**Direction A**
In the forum thread on amplifier feedback phase, what does it mean if the gain went up when the NFB loop was disconnected?
**Direction B**
Quote every sentence in the forum thread on amplifier feedback phase that ends with a question mark.

**Passage to read**
•••

Now ther may be some glaring technical errors in that rundown, but for purposes of making it intuitive, that is how I look at it in my head.

If your gain increased when you disconnected the NFB loop, then you are phased correctly.
How are you checking the phase at PI grids?
2 channel scope, one channel to each grid?
If the 2 grids are in phase, then the 2 plates would be in phase and your phase inverter would not be inverting .

Edit: sorry, was simul-posting with Enzo, just with a lot less relevant info.

" So the positive phase NFB line is really feeding the lower triode, which is negative with respect to the input, Hence negative feedback."

Woot! There it is! Thank you yet again Mr. Enzo.

Now what about the part where the primary plate wires get reversed, what happens then?

You guys are fantastic, I have learned much from you.

I am measuring with a dual trace scope. I get in phase looking at both grids together, and amplified and inverted looking at both plates of the PI. What gives?

If the phase of the input signal to the PI is the same phase as the output signal feeding back to the 820 ohm resistor, you have the right phase. If you reverse the wire, your amp will sound like a horn with or without input.

•••

**Provided information**

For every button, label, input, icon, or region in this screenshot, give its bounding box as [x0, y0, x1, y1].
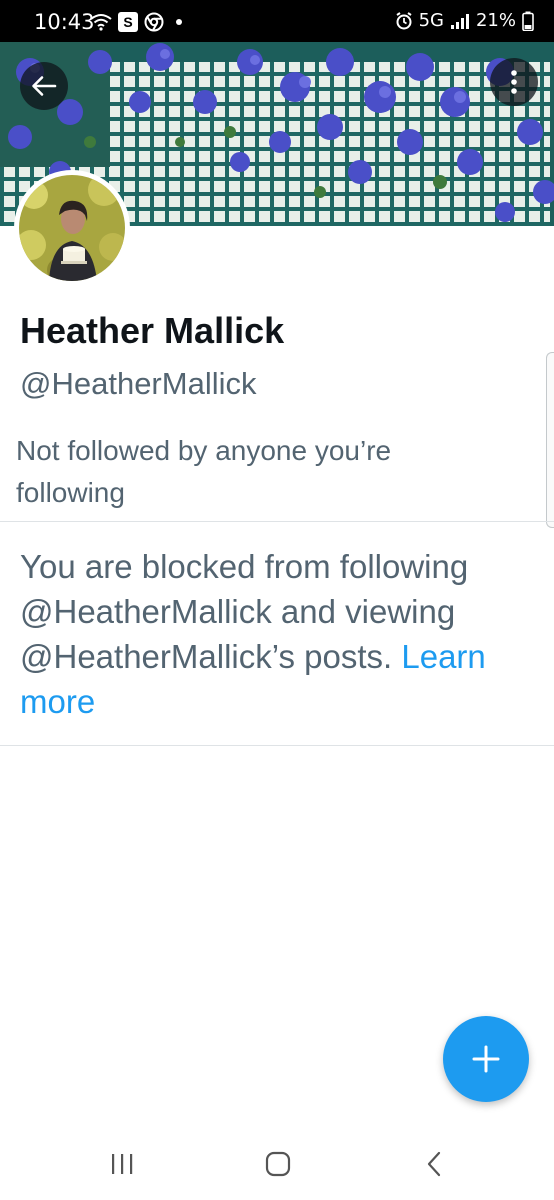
home-button[interactable]: [254, 1144, 302, 1184]
notification-dot-icon: [176, 19, 182, 25]
handle: @HeatherMallick: [20, 366, 257, 401]
blocked-message: You are blocked from following @HeatherM…: [20, 544, 530, 724]
home-icon: [265, 1151, 291, 1177]
chrome-icon: [144, 12, 164, 32]
signal-icon: [450, 13, 469, 29]
nav-back-button[interactable]: [410, 1144, 458, 1184]
scroll-handle[interactable]: [546, 352, 554, 528]
recents-button[interactable]: [98, 1144, 146, 1184]
compose-button[interactable]: [443, 1016, 529, 1102]
divider: [0, 521, 554, 522]
wifi-icon: [90, 14, 112, 31]
status-icons-right: 5G 21%: [395, 10, 534, 31]
more-vertical-icon: [511, 70, 517, 94]
arrow-left-icon: [32, 76, 57, 96]
display-name: Heather Mallick: [20, 310, 285, 351]
followers-you-know-note: Not followed by anyone you’re following: [16, 435, 392, 508]
divider: [0, 745, 554, 746]
system-nav-bar: [0, 1126, 554, 1200]
s-app-icon: S: [118, 12, 138, 32]
recents-icon: [112, 1154, 133, 1174]
alarm-icon: [396, 11, 412, 29]
more-options-button[interactable]: [490, 58, 538, 106]
chevron-left-icon: [427, 1151, 441, 1177]
status-icons-left: S: [90, 12, 182, 32]
avatar-image: [19, 175, 125, 281]
back-button[interactable]: [20, 62, 68, 110]
battery-percent: 21%: [475, 10, 516, 31]
status-bar: 10:43 S 5G 21%: [0, 0, 554, 42]
status-time: 10:43: [34, 10, 95, 34]
avatar[interactable]: [14, 170, 130, 286]
network-type: 5G: [418, 10, 444, 31]
battery-icon: [522, 11, 534, 31]
plus-icon: [472, 1045, 500, 1073]
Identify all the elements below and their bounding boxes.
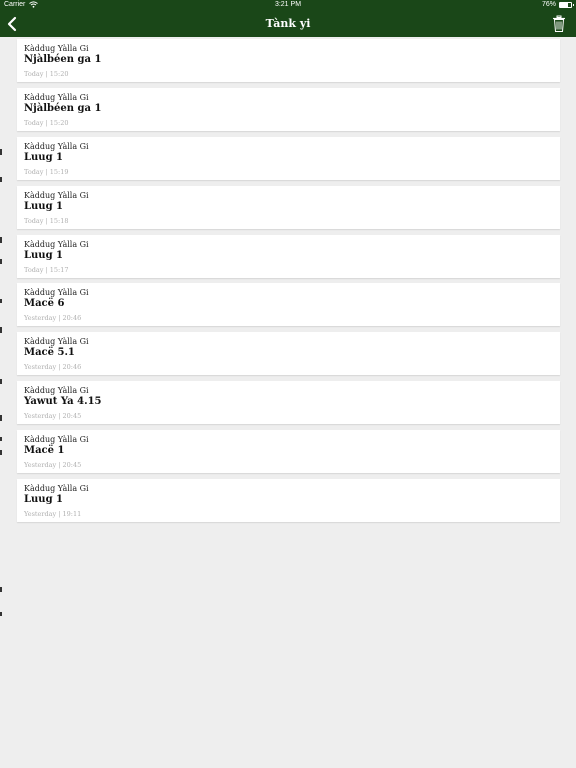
list-item[interactable]: Kàddug Yàlla Gi Macë 1 Yesterday | 20:45	[17, 430, 560, 474]
list-item[interactable]: Kàddug Yàlla Gi Luug 1 Yesterday | 19:11	[17, 479, 560, 523]
timestamp-day: Yesterday	[24, 510, 57, 519]
list-item-source: Kàddug Yàlla Gi	[24, 435, 89, 445]
list-item-reference: Macë 6	[24, 298, 65, 310]
timestamp-day: Yesterday	[24, 314, 57, 323]
list-item-reference: Luug 1	[24, 151, 64, 163]
timestamp-time: 20:46	[62, 314, 82, 323]
timestamp-time: 19:11	[62, 510, 82, 519]
timestamp-time: 15:20	[49, 70, 69, 78]
battery-percent: 76%	[541, 1, 556, 8]
list-item-timestamp: Yesterday | 20:45	[24, 412, 81, 420]
timestamp-time: 15:19	[49, 167, 69, 176]
list-item-source: Kàddug Yàlla Gi	[24, 92, 89, 102]
timestamp-day: Today	[24, 118, 44, 127]
list-item-source: Kàddug Yàlla Gi	[24, 288, 89, 298]
timestamp-day: Today	[24, 70, 44, 78]
list-item-reference: Njàlbéen ga 1	[24, 102, 102, 114]
list-item[interactable]: Kàddug Yàlla Gi Njàlbéen ga 1 Today | 15:2…	[17, 87, 560, 131]
list-item-reference: Njàlbéen ga 1	[24, 54, 102, 65]
list-item[interactable]: Kàddug Yàlla Gi Luug 1 Today | 15:18	[17, 185, 560, 229]
list-item[interactable]: Kàddug Yàlla Gi Macë 5.1 Yesterday | 20:46	[17, 332, 560, 376]
list-item[interactable]: Kàddug Yàlla Gi Macë 6 Yesterday | 20:46	[17, 283, 560, 327]
list-item-reference: Luug 1	[24, 249, 64, 261]
list-item-timestamp: Yesterday | 20:46	[24, 363, 81, 371]
nav-bar: Tànk yi	[0, 11, 576, 37]
timestamp-day: Today	[24, 167, 44, 176]
timestamp-day: Yesterday	[24, 412, 57, 421]
list-item-reference: Luug 1	[24, 494, 64, 506]
list-item-timestamp: Today | 15:19	[24, 168, 69, 176]
list-item-source: Kàddug Yàlla Gi	[24, 386, 89, 396]
list-item-timestamp: Today | 15:20	[24, 119, 69, 127]
timestamp-day: Today	[24, 216, 44, 225]
trash-icon[interactable]	[552, 15, 566, 33]
list-item-source: Kàddug Yàlla Gi	[24, 141, 89, 151]
list-item[interactable]: Kàddug Yàlla Gi Yawut Ya 4.15 Yesterday | …	[17, 381, 560, 425]
battery-nub	[573, 4, 574, 6]
timestamp-time: 15:17	[49, 265, 69, 274]
list-item-source: Kàddug Yàlla Gi	[24, 190, 89, 200]
list-item-timestamp: Yesterday | 20:45	[24, 461, 81, 469]
bookmark-list: Kàddug Yàlla Gi Njàlbéen ga 1 Today | 15:2…	[17, 39, 560, 528]
timestamp-time: 20:46	[62, 363, 82, 372]
status-bar: Carrier 3:21 PM 76%	[0, 0, 576, 11]
list-item-source: Kàddug Yàlla Gi	[24, 239, 89, 249]
timestamp-time: 15:18	[49, 216, 69, 225]
list-item-reference: Luug 1	[24, 200, 64, 212]
list-item-reference: Macë 1	[24, 445, 65, 457]
timestamp-day: Yesterday	[24, 461, 57, 470]
background-page-edge	[0, 37, 3, 768]
list-item[interactable]: Kàddug Yàlla Gi Luug 1 Today | 15:19	[17, 136, 560, 180]
list-item-timestamp: Today | 15:20	[24, 70, 69, 78]
timestamp-time: 15:20	[49, 118, 69, 127]
list-item-source: Kàddug Yàlla Gi	[24, 44, 89, 53]
list-item-timestamp: Yesterday | 20:46	[24, 314, 81, 322]
battery-fill	[560, 3, 569, 7]
list-item[interactable]: Kàddug Yàlla Gi Njàlbéen ga 1 Today | 15:2…	[17, 39, 560, 82]
list-item-reference: Macë 5.1	[24, 347, 75, 359]
timestamp-time: 20:45	[62, 461, 82, 470]
list-item-reference: Yawut Ya 4.15	[24, 396, 102, 408]
timestamp-day: Today	[24, 265, 44, 274]
list-item-source: Kàddug Yàlla Gi	[24, 484, 89, 494]
page-title: Tànk yi	[265, 17, 311, 30]
timestamp-day: Yesterday	[24, 363, 57, 372]
status-time: 3:21 PM	[274, 1, 302, 8]
battery-icon	[559, 2, 572, 8]
list-item-source: Kàddug Yàlla Gi	[24, 337, 89, 347]
list-item[interactable]: Kàddug Yàlla Gi Luug 1 Today | 15:17	[17, 234, 560, 278]
list-item-timestamp: Yesterday | 19:11	[24, 510, 81, 518]
list-item-timestamp: Today | 15:18	[24, 217, 69, 225]
timestamp-time: 20:45	[62, 412, 82, 421]
list-item-timestamp: Today | 15:17	[24, 266, 69, 274]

•••

**Full solution A**
You are phased correctly.

**Full solution B**
- How are you checking the phase at PI grids?
- 2 channel scope, one channel to each grid?
- Now what about the part where the primary plate wires get reversed, what happens then?
- What gives?